Every entry that follows should be reproduced exactly.

### EXERCISE DATA
────────────────

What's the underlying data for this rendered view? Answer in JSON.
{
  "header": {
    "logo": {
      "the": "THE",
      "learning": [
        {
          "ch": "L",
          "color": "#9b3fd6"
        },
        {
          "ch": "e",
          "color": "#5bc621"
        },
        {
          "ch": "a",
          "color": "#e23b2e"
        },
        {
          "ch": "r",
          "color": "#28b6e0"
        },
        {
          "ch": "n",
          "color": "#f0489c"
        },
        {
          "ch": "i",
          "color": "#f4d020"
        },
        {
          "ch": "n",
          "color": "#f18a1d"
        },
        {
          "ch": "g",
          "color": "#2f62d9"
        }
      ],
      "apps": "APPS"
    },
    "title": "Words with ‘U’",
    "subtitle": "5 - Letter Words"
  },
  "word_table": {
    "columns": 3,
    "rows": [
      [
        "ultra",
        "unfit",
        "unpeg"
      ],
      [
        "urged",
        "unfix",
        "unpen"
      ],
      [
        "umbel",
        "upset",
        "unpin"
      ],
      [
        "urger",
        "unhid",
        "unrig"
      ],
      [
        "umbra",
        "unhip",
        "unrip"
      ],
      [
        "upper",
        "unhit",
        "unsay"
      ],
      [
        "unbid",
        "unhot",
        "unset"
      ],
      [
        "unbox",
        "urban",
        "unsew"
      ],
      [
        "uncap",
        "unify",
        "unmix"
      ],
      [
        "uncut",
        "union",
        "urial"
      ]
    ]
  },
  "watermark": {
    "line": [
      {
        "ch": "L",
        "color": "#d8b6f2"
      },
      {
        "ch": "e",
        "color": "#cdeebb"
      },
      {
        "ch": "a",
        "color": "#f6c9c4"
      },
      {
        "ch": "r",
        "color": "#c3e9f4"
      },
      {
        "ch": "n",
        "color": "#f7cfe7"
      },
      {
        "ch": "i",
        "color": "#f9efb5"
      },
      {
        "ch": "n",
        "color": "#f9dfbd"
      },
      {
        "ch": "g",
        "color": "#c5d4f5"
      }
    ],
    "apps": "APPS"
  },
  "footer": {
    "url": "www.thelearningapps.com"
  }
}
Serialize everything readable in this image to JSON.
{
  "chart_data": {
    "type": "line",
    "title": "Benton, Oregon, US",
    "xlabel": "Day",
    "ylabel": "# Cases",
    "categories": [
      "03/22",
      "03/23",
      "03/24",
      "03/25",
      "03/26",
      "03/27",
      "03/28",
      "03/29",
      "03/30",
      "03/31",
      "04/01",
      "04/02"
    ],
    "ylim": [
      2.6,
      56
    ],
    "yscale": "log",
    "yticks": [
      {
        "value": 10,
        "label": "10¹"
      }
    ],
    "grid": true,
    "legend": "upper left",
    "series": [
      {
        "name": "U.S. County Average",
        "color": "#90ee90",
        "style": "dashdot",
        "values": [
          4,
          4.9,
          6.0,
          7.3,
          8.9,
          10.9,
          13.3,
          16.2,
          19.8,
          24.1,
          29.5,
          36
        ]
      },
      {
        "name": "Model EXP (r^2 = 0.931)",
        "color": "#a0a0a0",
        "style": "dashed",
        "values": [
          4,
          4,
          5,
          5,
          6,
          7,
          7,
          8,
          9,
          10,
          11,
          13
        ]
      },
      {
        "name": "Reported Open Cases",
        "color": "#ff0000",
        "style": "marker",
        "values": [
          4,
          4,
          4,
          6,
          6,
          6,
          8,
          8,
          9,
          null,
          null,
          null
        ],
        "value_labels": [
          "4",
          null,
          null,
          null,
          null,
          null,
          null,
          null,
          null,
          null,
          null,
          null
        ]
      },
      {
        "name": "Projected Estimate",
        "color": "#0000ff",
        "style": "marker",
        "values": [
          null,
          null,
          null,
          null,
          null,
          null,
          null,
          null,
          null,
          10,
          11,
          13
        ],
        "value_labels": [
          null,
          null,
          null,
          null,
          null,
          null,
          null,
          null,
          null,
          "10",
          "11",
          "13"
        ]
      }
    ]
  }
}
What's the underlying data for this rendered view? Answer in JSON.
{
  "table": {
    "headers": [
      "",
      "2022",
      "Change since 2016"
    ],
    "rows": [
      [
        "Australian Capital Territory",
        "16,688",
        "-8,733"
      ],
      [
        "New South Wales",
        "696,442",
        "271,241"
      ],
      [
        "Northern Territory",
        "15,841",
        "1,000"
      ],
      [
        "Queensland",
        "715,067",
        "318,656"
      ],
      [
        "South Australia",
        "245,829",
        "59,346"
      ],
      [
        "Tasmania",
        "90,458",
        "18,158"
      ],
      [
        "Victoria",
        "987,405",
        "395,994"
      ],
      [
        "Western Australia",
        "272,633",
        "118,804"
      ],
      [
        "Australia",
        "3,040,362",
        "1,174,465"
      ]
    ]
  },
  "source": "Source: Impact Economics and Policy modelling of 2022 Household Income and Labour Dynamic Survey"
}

────────────────

### EXERCISE RESULT
What's the underlying data for this rendered view? Answer in JSON.
{
  "header": {
    "logo": {
      "the": "THE",
      "learning": [
        {
          "ch": "L",
          "color": "#9b3fd6"
        },
        {
          "ch": "e",
          "color": "#5bc621"
        },
        {
          "ch": "a",
          "color": "#e23b2e"
        },
        {
          "ch": "r",
          "color": "#28b6e0"
        },
        {
          "ch": "n",
          "color": "#f0489c"
        },
        {
          "ch": "i",
          "color": "#f4d020"
        },
        {
          "ch": "n",
          "color": "#f18a1d"
        },
        {
          "ch": "g",
          "color": "#2f62d9"
        }
      ],
      "apps": "APPS"
    },
    "title": "Words with ‘U’",
    "subtitle": "5 - Letter Words"
  },
  "word_table": {
    "columns": 3,
    "rows": [
      [
        "ultra",
        "unfit",
        "unpeg"
      ],
      [
        "urged",
        "unfix",
        "unpen"
      ],
      [
        "umbel",
        "upset",
        "unpin"
      ],
      [
        "urger",
        "unhid",
        "unrig"
      ],
      [
        "umbra",
        "unhip",
        "unrip"
      ],
      [
        "upper",
        "unhit",
        "unsay"
      ],
      [
        "unbid",
        "unhot",
        "unset"
      ],
      [
        "unbox",
        "urban",
        "unsew"
      ],
      [
        "uncap",
        "unify",
        "unmix"
      ],
      [
        "uncut",
        "union",
        "urial"
      ]
    ]
  },
  "watermark": {
    "line": [
      {
        "ch": "L",
        "color": "#d8b6f2"
      },
      {
        "ch": "e",
        "color": "#cdeebb"
      },
      {
        "ch": "a",
        "color": "#f6c9c4"
      },
      {
        "ch": "r",
        "color": "#c3e9f4"
      },
      {
        "ch": "n",
        "color": "#f7cfe7"
      },
      {
        "ch": "i",
        "color": "#f9efb5"
      },
      {
        "ch": "n",
        "color": "#f9dfbd"
      },
      {
        "ch": "g",
        "color": "#c5d4f5"
      }
    ],
    "apps": "APPS"
  },
  "footer": {
    "url": "www.thelearningapps.com"
  }
}
Serialize everything readable in this image to JSON.
{
  "chart_data": {
    "type": "line",
    "title": "Benton, Oregon, US",
    "xlabel": "Day",
    "ylabel": "# Cases",
    "categories": [
      "03/22",
      "03/23",
      "03/24",
      "03/25",
      "03/26",
      "03/27",
      "03/28",
      "03/29",
      "03/30",
      "03/31",
      "04/01",
      "04/02"
    ],
    "ylim": [
      2.6,
      56
    ],
    "yscale": "log",
    "yticks": [
      {
        "value": 10,
        "label": "10¹"
      }
    ],
    "grid": true,
    "legend": "upper left",
    "series": [
      {
        "name": "U.S. County Average",
        "color": "#90ee90",
        "style": "dashdot",
        "values": [
          4,
          4.9,
          6.0,
          7.3,
          8.9,
          10.9,
          13.3,
          16.2,
          19.8,
          24.1,
          29.5,
          36
        ]
      },
      {
        "name": "Model EXP (r^2 = 0.931)",
        "color": "#a0a0a0",
        "style": "dashed",
        "values": [
          4,
          4,
          5,
          5,
          6,
          7,
          7,
          8,
          9,
          10,
          11,
          13
        ]
      },
      {
        "name": "Reported Open Cases",
        "color": "#ff0000",
        "style": "marker",
        "values": [
          4,
          4,
          4,
          6,
          6,
          6,
          8,
          8,
          9,
          null,
          null,
          null
        ],
        "value_labels": [
          "4",
          null,
          null,
          null,
          null,
          null,
          null,
          null,
          null,
          null,
          null,
          null
        ]
      },
      {
        "name": "Projected Estimate",
        "color": "#0000ff",
        "style": "marker",
        "values": [
          null,
          null,
          null,
          null,
          null,
          null,
          null,
          null,
          null,
          10,
          11,
          13
        ],
        "value_labels": [
          null,
          null,
          null,
          null,
          null,
          null,
          null,
          null,
          null,
          "10",
          "11",
          "13"
        ]
      }
    ]
  }
}
What's the underlying data for this rendered view? Answer in JSON.
{
  "table": {
    "headers": [
      "",
      "2022",
      "Change since 2016"
    ],
    "rows": [
      [
        "Australian Capital Territory",
        "16,688",
        "-8,733"
      ],
      [
        "New South Wales",
        "696,442",
        "271,241"
      ],
      [
        "Northern Territory",
        "15,841",
        "1,000"
      ],
      [
        "Queensland",
        "715,067",
        "318,656"
      ],
      [
        "South Australia",
        "245,829",
        "59,346"
      ],
      [
        "Tasmania",
        "90,458",
        "18,158"
      ],
      [
        "Victoria",
        "987,405",
        "395,994"
      ],
      [
        "Western Australia",
        "272,633",
        "118,804"
      ],
      [
        "Australia",
        "3,040,362",
        "1,174,465"
      ]
    ]
  },
  "source": "Source: Impact Economics and Policy modelling of 2022 Household Income and Labour Dynamic Survey"
}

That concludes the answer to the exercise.